## EXERCISE OBJECTIVE
Print every record below exactly as written.

## Records from a collection of figures
--*--

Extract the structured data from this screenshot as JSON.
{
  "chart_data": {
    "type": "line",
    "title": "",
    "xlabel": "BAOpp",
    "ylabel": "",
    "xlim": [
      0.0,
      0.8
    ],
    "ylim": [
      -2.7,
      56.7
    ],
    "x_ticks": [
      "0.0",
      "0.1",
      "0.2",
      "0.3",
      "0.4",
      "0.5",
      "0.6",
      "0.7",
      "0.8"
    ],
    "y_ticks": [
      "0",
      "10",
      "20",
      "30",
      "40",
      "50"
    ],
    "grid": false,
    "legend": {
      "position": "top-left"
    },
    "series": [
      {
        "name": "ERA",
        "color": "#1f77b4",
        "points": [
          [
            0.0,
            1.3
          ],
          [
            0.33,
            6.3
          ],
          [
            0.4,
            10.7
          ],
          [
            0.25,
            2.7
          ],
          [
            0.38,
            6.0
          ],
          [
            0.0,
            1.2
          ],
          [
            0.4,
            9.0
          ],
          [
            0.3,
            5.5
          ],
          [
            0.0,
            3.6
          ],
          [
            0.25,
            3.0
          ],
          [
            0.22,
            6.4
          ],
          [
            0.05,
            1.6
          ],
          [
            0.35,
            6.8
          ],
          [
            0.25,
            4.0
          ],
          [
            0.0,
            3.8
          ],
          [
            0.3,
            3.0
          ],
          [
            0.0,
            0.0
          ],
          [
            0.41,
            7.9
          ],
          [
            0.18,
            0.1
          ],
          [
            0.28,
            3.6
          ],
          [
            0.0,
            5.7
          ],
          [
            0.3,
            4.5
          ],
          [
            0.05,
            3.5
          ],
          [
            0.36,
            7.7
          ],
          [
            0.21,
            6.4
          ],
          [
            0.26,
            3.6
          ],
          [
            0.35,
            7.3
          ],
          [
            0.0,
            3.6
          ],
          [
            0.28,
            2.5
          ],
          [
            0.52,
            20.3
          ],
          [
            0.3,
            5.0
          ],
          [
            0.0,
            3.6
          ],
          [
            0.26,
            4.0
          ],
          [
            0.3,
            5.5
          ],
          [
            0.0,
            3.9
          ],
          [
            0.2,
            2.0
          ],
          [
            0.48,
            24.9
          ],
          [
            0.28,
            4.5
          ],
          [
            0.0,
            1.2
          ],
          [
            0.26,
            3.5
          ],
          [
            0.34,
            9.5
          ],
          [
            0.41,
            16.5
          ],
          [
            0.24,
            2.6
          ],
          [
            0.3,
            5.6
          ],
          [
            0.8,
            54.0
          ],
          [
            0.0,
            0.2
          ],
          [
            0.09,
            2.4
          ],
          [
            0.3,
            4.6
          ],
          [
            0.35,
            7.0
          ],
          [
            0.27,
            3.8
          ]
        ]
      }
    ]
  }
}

--*--

## PROBLEM SOLUTION
Extract the structured data from this screenshot as JSON.
{
  "chart_data": {
    "type": "line",
    "title": "",
    "xlabel": "BAOpp",
    "ylabel": "",
    "xlim": [
      0.0,
      0.8
    ],
    "ylim": [
      -2.7,
      56.7
    ],
    "x_ticks": [
      "0.0",
      "0.1",
      "0.2",
      "0.3",
      "0.4",
      "0.5",
      "0.6",
      "0.7",
      "0.8"
    ],
    "y_ticks": [
      "0",
      "10",
      "20",
      "30",
      "40",
      "50"
    ],
    "grid": false,
    "legend": {
      "position": "top-left"
    },
    "series": [
      {
        "name": "ERA",
        "color": "#1f77b4",
        "points": [
          [
            0.0,
            1.3
          ],
          [
            0.33,
            6.3
          ],
          [
            0.4,
            10.7
          ],
          [
            0.25,
            2.7
          ],
          [
            0.38,
            6.0
          ],
          [
            0.0,
            1.2
          ],
          [
            0.4,
            9.0
          ],
          [
            0.3,
            5.5
          ],
          [
            0.0,
            3.6
          ],
          [
            0.25,
            3.0
          ],
          [
            0.22,
            6.4
          ],
          [
            0.05,
            1.6
          ],
          [
            0.35,
            6.8
          ],
          [
            0.25,
            4.0
          ],
          [
            0.0,
            3.8
          ],
          [
            0.3,
            3.0
          ],
          [
            0.0,
            0.0
          ],
          [
            0.41,
            7.9
          ],
          [
            0.18,
            0.1
          ],
          [
            0.28,
            3.6
          ],
          [
            0.0,
            5.7
          ],
          [
            0.3,
            4.5
          ],
          [
            0.05,
            3.5
          ],
          [
            0.36,
            7.7
          ],
          [
            0.21,
            6.4
          ],
          [
            0.26,
            3.6
          ],
          [
            0.35,
            7.3
          ],
          [
            0.0,
            3.6
          ],
          [
            0.28,
            2.5
          ],
          [
            0.52,
            20.3
          ],
          [
            0.3,
            5.0
          ],
          [
            0.0,
            3.6
          ],
          [
            0.26,
            4.0
          ],
          [
            0.3,
            5.5
          ],
          [
            0.0,
            3.9
          ],
          [
            0.2,
            2.0
          ],
          [
            0.48,
            24.9
          ],
          [
            0.28,
            4.5
          ],
          [
            0.0,
            1.2
          ],
          [
            0.26,
            3.5
          ],
          [
            0.34,
            9.5
          ],
          [
            0.41,
            16.5
          ],
          [
            0.24,
            2.6
          ],
          [
            0.3,
            5.6
          ],
          [
            0.8,
            54.0
          ],
          [
            0.0,
            0.2
          ],
          [
            0.09,
            2.4
          ],
          [
            0.3,
            4.6
          ],
          [
            0.35,
            7.0
          ],
          [
            0.27,
            3.8
          ]
        ]
      }
    ]
  }
}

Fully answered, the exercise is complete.